_GIVEN PROBLEM_
Quote every line below exactly and skip any picture.

Dataset entries:
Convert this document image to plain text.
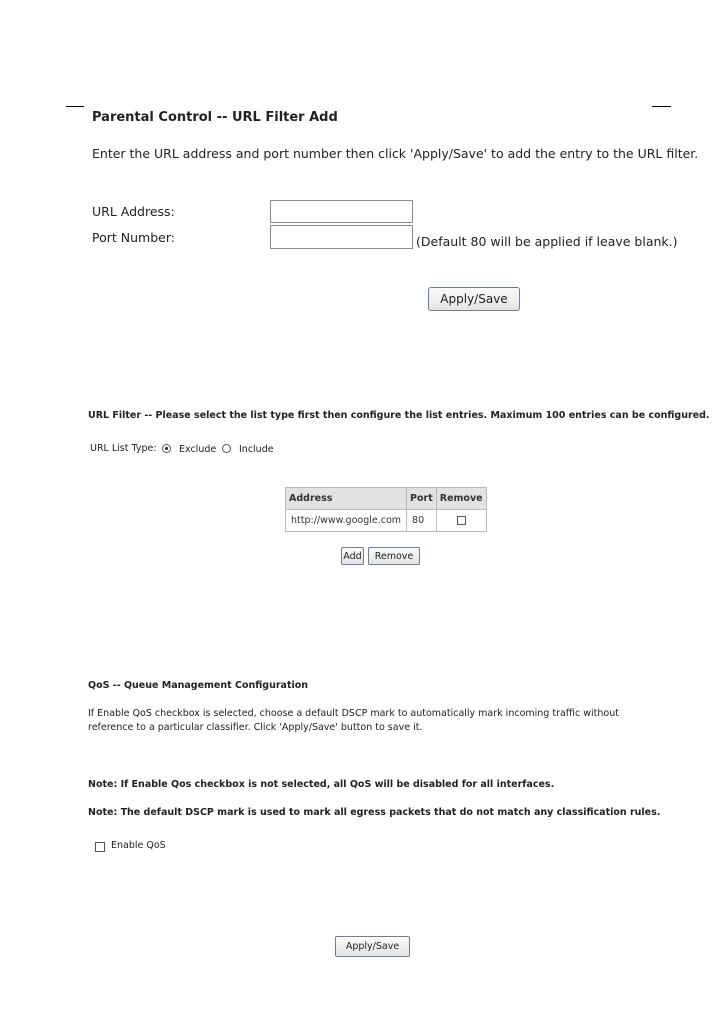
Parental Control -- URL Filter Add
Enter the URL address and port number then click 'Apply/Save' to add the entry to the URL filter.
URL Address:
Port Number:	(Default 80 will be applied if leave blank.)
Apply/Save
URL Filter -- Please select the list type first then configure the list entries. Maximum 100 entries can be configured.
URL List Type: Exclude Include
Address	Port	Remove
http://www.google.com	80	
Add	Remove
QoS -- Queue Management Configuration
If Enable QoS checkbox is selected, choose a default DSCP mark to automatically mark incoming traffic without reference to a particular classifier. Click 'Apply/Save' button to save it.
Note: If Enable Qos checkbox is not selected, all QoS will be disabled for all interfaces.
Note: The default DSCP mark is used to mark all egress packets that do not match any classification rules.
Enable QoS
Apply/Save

_TASK OUTPUT_
Convert this document image to plain text.
Parental Control -- URL Filter Add
Enter the URL address and port number then click 'Apply/Save' to add the entry to the URL filter.
URL Address:
Port Number:	(Default 80 will be applied if leave blank.)
Apply/Save
URL Filter -- Please select the list type first then configure the list entries. Maximum 100 entries can be configured.
URL List Type: Exclude Include
Address	Port	Remove
http://www.google.com	80	
Add	Remove
QoS -- Queue Management Configuration
If Enable QoS checkbox is selected, choose a default DSCP mark to automatically mark incoming traffic without reference to a particular classifier. Click 'Apply/Save' button to save it.
Note: If Enable Qos checkbox is not selected, all QoS will be disabled for all interfaces.
Note: The default DSCP mark is used to mark all egress packets that do not match any classification rules.
Enable QoS
Apply/Save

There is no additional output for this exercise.